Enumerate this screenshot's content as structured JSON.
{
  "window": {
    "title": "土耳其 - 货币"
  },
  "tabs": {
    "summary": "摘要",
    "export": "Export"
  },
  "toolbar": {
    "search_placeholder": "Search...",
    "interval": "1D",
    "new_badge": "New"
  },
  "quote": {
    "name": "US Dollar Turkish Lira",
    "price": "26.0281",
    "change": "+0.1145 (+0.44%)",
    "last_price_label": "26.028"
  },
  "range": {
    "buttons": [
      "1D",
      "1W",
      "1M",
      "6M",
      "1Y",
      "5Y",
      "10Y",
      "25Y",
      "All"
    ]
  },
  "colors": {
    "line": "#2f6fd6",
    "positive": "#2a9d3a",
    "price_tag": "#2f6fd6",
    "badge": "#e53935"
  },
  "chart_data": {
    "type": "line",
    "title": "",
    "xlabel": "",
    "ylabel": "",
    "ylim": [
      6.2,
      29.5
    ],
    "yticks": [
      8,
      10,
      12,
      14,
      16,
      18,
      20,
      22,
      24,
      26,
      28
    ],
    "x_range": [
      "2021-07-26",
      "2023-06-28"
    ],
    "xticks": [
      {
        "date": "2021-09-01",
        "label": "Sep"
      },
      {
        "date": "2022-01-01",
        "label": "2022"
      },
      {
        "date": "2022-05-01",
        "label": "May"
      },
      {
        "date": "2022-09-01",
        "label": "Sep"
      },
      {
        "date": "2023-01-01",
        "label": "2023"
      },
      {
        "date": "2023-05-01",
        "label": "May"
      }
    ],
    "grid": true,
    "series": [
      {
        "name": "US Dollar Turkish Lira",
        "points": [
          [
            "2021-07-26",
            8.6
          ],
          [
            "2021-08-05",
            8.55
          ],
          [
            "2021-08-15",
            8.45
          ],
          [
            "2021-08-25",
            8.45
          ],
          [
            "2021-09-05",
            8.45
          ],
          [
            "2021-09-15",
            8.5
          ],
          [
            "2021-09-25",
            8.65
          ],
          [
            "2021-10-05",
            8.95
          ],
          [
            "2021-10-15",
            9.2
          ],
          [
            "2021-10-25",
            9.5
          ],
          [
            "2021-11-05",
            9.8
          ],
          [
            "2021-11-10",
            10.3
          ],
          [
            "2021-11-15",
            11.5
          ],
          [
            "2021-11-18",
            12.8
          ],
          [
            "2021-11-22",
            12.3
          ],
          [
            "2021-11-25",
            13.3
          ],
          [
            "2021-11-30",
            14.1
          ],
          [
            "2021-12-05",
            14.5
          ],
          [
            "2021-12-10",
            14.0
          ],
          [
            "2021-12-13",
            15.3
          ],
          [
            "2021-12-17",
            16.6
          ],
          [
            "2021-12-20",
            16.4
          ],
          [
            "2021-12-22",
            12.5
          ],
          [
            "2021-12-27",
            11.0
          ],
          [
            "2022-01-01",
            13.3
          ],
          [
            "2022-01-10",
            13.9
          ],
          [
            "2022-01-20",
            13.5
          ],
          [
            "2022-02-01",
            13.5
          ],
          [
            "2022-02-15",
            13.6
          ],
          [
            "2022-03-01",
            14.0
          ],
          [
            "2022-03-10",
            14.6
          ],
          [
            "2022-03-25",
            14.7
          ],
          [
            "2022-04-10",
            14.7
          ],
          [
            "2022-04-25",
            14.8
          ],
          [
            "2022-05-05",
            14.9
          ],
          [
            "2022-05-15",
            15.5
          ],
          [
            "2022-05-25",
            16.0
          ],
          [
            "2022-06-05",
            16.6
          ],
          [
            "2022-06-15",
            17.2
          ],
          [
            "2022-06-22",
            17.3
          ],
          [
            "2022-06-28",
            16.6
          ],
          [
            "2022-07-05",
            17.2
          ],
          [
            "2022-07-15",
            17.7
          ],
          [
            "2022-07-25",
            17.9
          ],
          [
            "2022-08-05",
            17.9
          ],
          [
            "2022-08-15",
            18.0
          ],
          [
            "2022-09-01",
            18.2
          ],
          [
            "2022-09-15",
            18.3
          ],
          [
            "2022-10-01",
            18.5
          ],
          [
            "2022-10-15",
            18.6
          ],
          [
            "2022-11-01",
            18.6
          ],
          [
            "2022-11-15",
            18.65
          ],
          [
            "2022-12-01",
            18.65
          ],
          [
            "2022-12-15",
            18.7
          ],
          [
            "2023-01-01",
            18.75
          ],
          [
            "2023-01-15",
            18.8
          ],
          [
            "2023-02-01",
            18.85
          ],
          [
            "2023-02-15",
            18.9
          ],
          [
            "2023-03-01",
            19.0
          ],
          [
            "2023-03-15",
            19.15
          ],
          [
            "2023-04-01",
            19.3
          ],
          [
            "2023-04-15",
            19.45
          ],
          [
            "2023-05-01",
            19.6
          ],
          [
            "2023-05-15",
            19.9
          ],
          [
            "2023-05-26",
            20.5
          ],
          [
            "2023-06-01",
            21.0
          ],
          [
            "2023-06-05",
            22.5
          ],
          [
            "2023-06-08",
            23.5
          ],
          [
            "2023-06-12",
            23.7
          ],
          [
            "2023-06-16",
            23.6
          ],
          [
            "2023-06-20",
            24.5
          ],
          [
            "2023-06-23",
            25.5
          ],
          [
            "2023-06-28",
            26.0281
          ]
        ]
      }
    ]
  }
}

■ Written task ■
Please output the complete data exactly.

■ Output of the exercise ■
Enumerate this screenshot's content as structured JSON.
{
  "window": {
    "title": "土耳其 - 货币"
  },
  "tabs": {
    "summary": "摘要",
    "export": "Export"
  },
  "toolbar": {
    "search_placeholder": "Search...",
    "interval": "1D",
    "new_badge": "New"
  },
  "quote": {
    "name": "US Dollar Turkish Lira",
    "price": "26.0281",
    "change": "+0.1145 (+0.44%)",
    "last_price_label": "26.028"
  },
  "range": {
    "buttons": [
      "1D",
      "1W",
      "1M",
      "6M",
      "1Y",
      "5Y",
      "10Y",
      "25Y",
      "All"
    ]
  },
  "colors": {
    "line": "#2f6fd6",
    "positive": "#2a9d3a",
    "price_tag": "#2f6fd6",
    "badge": "#e53935"
  },
  "chart_data": {
    "type": "line",
    "title": "",
    "xlabel": "",
    "ylabel": "",
    "ylim": [
      6.2,
      29.5
    ],
    "yticks": [
      8,
      10,
      12,
      14,
      16,
      18,
      20,
      22,
      24,
      26,
      28
    ],
    "x_range": [
      "2021-07-26",
      "2023-06-28"
    ],
    "xticks": [
      {
        "date": "2021-09-01",
        "label": "Sep"
      },
      {
        "date": "2022-01-01",
        "label": "2022"
      },
      {
        "date": "2022-05-01",
        "label": "May"
      },
      {
        "date": "2022-09-01",
        "label": "Sep"
      },
      {
        "date": "2023-01-01",
        "label": "2023"
      },
      {
        "date": "2023-05-01",
        "label": "May"
      }
    ],
    "grid": true,
    "series": [
      {
        "name": "US Dollar Turkish Lira",
        "points": [
          [
            "2021-07-26",
            8.6
          ],
          [
            "2021-08-05",
            8.55
          ],
          [
            "2021-08-15",
            8.45
          ],
          [
            "2021-08-25",
            8.45
          ],
          [
            "2021-09-05",
            8.45
          ],
          [
            "2021-09-15",
            8.5
          ],
          [
            "2021-09-25",
            8.65
          ],
          [
            "2021-10-05",
            8.95
          ],
          [
            "2021-10-15",
            9.2
          ],
          [
            "2021-10-25",
            9.5
          ],
          [
            "2021-11-05",
            9.8
          ],
          [
            "2021-11-10",
            10.3
          ],
          [
            "2021-11-15",
            11.5
          ],
          [
            "2021-11-18",
            12.8
          ],
          [
            "2021-11-22",
            12.3
          ],
          [
            "2021-11-25",
            13.3
          ],
          [
            "2021-11-30",
            14.1
          ],
          [
            "2021-12-05",
            14.5
          ],
          [
            "2021-12-10",
            14.0
          ],
          [
            "2021-12-13",
            15.3
          ],
          [
            "2021-12-17",
            16.6
          ],
          [
            "2021-12-20",
            16.4
          ],
          [
            "2021-12-22",
            12.5
          ],
          [
            "2021-12-27",
            11.0
          ],
          [
            "2022-01-01",
            13.3
          ],
          [
            "2022-01-10",
            13.9
          ],
          [
            "2022-01-20",
            13.5
          ],
          [
            "2022-02-01",
            13.5
          ],
          [
            "2022-02-15",
            13.6
          ],
          [
            "2022-03-01",
            14.0
          ],
          [
            "2022-03-10",
            14.6
          ],
          [
            "2022-03-25",
            14.7
          ],
          [
            "2022-04-10",
            14.7
          ],
          [
            "2022-04-25",
            14.8
          ],
          [
            "2022-05-05",
            14.9
          ],
          [
            "2022-05-15",
            15.5
          ],
          [
            "2022-05-25",
            16.0
          ],
          [
            "2022-06-05",
            16.6
          ],
          [
            "2022-06-15",
            17.2
          ],
          [
            "2022-06-22",
            17.3
          ],
          [
            "2022-06-28",
            16.6
          ],
          [
            "2022-07-05",
            17.2
          ],
          [
            "2022-07-15",
            17.7
          ],
          [
            "2022-07-25",
            17.9
          ],
          [
            "2022-08-05",
            17.9
          ],
          [
            "2022-08-15",
            18.0
          ],
          [
            "2022-09-01",
            18.2
          ],
          [
            "2022-09-15",
            18.3
          ],
          [
            "2022-10-01",
            18.5
          ],
          [
            "2022-10-15",
            18.6
          ],
          [
            "2022-11-01",
            18.6
          ],
          [
            "2022-11-15",
            18.65
          ],
          [
            "2022-12-01",
            18.65
          ],
          [
            "2022-12-15",
            18.7
          ],
          [
            "2023-01-01",
            18.75
          ],
          [
            "2023-01-15",
            18.8
          ],
          [
            "2023-02-01",
            18.85
          ],
          [
            "2023-02-15",
            18.9
          ],
          [
            "2023-03-01",
            19.0
          ],
          [
            "2023-03-15",
            19.15
          ],
          [
            "2023-04-01",
            19.3
          ],
          [
            "2023-04-15",
            19.45
          ],
          [
            "2023-05-01",
            19.6
          ],
          [
            "2023-05-15",
            19.9
          ],
          [
            "2023-05-26",
            20.5
          ],
          [
            "2023-06-01",
            21.0
          ],
          [
            "2023-06-05",
            22.5
          ],
          [
            "2023-06-08",
            23.5
          ],
          [
            "2023-06-12",
            23.7
          ],
          [
            "2023-06-16",
            23.6
          ],
          [
            "2023-06-20",
            24.5
          ],
          [
            "2023-06-23",
            25.5
          ],
          [
            "2023-06-28",
            26.0281
          ]
        ]
      }
    ]
  }
}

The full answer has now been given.